Written task:
Take every line from the material that has the word "JSON" in it.

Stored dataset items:
:::::

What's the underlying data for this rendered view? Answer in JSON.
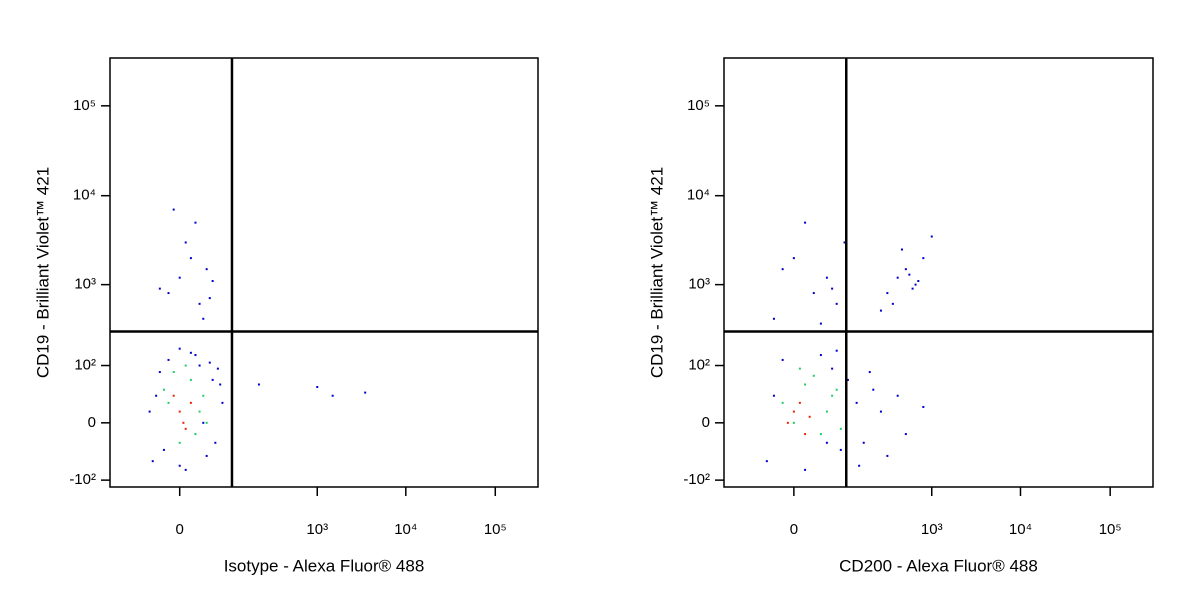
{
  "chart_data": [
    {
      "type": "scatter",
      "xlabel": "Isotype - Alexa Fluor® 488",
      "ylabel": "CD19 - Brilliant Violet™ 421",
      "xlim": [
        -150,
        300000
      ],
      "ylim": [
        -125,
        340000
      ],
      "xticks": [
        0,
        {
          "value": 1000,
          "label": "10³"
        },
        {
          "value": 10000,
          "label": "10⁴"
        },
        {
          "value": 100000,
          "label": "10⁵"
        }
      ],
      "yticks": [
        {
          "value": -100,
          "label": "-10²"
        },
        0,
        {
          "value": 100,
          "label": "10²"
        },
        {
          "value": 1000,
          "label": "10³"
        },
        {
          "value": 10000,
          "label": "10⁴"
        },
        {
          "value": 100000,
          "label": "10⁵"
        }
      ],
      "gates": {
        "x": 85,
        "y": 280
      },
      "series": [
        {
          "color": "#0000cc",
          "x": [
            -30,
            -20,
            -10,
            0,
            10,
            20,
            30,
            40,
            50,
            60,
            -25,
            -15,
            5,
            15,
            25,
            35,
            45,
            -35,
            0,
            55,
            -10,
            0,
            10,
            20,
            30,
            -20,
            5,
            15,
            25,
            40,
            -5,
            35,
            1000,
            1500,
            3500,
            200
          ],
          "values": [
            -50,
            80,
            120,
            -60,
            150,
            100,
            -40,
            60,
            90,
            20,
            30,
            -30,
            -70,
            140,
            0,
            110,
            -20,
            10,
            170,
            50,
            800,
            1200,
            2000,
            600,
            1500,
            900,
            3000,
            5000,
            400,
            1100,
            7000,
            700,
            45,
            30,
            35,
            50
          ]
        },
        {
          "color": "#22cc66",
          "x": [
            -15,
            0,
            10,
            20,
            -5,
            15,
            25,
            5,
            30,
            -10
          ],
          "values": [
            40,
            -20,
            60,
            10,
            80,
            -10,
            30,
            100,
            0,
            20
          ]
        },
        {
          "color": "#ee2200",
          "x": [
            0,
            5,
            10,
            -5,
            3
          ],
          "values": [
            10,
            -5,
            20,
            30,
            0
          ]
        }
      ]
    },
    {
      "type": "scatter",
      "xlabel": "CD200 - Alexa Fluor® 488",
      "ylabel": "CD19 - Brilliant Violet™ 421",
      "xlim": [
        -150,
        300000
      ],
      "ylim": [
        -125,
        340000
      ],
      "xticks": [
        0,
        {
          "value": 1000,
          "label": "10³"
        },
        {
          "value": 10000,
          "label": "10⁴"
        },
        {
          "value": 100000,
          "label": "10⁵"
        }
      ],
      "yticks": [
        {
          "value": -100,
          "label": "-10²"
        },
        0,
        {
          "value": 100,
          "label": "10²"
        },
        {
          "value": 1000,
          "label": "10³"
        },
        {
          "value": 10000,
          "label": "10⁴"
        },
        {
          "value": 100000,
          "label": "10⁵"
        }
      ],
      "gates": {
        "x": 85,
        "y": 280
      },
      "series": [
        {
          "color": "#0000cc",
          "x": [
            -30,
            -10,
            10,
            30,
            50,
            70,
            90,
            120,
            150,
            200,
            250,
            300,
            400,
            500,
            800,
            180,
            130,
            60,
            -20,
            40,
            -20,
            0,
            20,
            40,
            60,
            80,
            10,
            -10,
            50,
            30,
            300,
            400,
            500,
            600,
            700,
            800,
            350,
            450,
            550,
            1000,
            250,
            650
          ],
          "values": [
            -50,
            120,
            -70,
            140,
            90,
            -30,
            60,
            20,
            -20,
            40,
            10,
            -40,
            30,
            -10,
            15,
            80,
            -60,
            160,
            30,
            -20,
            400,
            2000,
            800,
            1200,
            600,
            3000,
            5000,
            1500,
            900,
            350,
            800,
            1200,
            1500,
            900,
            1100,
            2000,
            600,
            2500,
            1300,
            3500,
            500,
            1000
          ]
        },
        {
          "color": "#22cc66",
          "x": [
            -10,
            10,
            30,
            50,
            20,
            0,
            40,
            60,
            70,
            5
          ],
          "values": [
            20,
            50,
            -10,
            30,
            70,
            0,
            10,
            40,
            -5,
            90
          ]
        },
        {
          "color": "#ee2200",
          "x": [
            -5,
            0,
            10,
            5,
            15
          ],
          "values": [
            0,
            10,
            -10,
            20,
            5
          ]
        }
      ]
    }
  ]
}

:::::

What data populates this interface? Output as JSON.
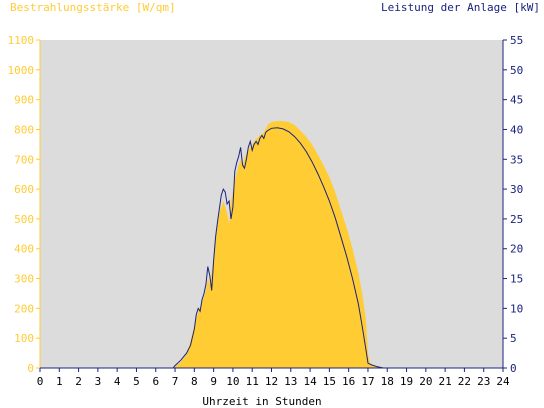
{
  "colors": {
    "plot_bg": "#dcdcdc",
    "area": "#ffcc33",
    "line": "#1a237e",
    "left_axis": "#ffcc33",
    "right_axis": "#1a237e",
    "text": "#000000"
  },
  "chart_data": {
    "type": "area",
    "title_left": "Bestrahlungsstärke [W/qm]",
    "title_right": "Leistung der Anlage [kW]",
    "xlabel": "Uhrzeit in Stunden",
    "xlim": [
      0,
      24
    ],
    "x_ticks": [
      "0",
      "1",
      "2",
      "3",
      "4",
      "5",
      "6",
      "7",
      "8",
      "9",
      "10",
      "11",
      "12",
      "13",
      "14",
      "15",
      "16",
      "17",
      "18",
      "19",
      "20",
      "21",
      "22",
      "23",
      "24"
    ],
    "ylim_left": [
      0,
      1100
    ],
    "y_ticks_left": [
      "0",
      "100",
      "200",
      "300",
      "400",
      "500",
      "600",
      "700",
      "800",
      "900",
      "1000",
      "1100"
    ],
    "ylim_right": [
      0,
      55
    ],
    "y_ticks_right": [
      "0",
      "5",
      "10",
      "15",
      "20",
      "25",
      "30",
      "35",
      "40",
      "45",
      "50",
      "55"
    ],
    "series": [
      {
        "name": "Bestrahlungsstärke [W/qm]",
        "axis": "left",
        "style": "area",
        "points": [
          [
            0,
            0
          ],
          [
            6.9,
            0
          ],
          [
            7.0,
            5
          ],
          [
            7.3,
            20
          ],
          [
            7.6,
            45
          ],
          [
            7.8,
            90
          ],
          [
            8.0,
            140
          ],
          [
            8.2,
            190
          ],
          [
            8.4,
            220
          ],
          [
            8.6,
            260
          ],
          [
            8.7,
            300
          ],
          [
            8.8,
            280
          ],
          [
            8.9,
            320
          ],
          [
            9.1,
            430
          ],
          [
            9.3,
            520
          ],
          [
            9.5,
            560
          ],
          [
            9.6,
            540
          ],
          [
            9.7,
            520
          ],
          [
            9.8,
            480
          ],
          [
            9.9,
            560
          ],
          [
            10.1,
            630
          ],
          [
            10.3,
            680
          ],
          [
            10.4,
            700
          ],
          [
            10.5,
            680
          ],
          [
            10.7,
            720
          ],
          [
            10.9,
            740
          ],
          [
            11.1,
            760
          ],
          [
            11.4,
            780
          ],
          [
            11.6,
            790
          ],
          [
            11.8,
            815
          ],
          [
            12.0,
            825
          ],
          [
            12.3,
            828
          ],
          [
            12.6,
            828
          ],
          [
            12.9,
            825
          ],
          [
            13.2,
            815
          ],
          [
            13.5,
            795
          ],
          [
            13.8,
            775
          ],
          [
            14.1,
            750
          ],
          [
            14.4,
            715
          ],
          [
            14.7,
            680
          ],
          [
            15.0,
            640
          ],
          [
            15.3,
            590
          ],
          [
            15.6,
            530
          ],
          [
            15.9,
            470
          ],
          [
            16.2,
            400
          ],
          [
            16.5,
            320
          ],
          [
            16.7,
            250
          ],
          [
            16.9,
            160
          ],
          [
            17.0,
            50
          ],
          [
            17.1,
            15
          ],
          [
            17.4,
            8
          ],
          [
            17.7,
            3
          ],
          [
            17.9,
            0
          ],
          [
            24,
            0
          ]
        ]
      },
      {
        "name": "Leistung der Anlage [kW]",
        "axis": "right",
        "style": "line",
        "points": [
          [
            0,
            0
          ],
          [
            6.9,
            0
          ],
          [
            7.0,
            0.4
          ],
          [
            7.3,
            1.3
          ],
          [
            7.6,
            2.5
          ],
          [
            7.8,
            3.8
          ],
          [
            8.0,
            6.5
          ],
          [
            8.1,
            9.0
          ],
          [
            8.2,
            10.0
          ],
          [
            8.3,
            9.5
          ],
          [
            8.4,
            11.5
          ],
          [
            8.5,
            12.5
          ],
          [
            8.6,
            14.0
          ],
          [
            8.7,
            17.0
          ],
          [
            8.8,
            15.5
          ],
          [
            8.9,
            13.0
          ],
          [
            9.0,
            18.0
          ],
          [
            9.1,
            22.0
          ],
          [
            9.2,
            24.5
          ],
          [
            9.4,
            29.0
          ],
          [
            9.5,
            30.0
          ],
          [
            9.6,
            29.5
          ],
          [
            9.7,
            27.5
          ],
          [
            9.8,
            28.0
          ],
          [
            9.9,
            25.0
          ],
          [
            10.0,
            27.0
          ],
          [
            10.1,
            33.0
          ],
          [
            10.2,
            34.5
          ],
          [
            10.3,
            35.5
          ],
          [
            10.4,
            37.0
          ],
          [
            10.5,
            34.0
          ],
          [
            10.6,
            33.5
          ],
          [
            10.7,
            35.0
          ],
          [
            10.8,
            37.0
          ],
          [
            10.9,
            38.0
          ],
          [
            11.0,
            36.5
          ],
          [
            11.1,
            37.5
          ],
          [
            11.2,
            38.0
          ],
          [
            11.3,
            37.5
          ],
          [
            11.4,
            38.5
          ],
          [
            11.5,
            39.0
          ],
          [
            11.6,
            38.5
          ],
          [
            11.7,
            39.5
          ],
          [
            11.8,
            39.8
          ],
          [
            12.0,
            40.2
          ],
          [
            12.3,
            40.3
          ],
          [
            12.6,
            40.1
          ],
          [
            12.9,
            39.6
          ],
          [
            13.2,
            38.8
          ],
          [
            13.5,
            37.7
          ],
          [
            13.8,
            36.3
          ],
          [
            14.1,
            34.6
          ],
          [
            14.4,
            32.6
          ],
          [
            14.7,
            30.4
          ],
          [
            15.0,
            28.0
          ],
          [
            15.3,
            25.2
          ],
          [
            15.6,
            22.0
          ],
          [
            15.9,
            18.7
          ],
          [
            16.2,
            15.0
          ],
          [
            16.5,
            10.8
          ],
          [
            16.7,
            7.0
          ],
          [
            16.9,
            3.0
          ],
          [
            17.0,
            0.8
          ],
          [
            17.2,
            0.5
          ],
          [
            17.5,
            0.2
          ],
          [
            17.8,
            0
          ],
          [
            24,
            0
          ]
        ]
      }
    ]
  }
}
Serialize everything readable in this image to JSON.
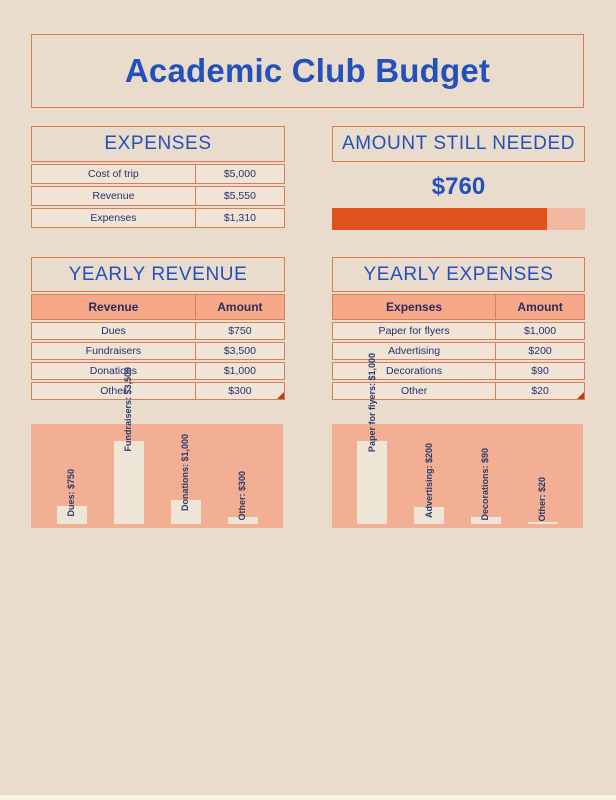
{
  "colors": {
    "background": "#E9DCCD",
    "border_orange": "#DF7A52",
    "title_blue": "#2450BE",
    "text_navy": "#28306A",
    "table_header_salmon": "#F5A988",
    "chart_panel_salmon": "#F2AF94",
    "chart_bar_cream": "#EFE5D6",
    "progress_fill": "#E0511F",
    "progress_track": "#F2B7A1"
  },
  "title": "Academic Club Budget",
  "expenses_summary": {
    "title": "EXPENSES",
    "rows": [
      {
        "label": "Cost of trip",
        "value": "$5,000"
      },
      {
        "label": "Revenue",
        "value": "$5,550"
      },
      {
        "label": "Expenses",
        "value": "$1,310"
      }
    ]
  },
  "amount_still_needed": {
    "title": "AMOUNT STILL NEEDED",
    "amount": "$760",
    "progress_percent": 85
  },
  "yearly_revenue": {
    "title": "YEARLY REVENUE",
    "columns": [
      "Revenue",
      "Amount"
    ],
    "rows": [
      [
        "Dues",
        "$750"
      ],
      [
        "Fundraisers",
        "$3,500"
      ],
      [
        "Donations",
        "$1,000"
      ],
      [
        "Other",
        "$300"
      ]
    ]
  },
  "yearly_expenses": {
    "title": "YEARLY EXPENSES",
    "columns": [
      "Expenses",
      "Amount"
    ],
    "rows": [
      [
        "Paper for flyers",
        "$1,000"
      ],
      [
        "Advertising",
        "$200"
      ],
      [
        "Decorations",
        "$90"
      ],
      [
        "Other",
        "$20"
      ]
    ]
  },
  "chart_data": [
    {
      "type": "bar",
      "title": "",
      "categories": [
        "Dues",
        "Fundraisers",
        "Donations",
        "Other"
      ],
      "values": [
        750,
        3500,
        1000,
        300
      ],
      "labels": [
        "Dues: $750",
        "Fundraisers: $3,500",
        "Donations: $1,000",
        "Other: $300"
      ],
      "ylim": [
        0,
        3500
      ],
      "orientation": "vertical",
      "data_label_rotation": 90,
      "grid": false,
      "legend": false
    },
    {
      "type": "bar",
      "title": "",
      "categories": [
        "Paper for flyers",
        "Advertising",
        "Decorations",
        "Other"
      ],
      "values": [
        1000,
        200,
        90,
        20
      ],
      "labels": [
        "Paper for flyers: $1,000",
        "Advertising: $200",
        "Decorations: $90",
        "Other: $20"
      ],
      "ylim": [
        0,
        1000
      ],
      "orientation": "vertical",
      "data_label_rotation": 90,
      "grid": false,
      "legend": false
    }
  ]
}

:::::

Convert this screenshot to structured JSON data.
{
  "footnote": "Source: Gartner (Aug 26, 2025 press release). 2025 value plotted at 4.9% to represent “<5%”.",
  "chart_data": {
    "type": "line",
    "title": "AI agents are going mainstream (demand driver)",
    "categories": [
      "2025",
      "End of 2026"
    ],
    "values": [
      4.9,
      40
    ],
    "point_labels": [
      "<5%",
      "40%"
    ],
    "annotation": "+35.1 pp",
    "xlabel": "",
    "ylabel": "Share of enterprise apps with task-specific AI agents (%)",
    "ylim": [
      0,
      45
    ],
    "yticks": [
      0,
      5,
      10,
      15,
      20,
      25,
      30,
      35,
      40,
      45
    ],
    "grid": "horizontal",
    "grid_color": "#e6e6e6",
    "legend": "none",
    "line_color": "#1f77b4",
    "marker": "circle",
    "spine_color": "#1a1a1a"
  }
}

:::::

Complete answer:
What's the underlying data for this rendered view? Answer in JSON.
What data populates this interface? Output as JSON.
Serialize everything readable in this image to JSON.
Convert this screenshot to structured JSON data.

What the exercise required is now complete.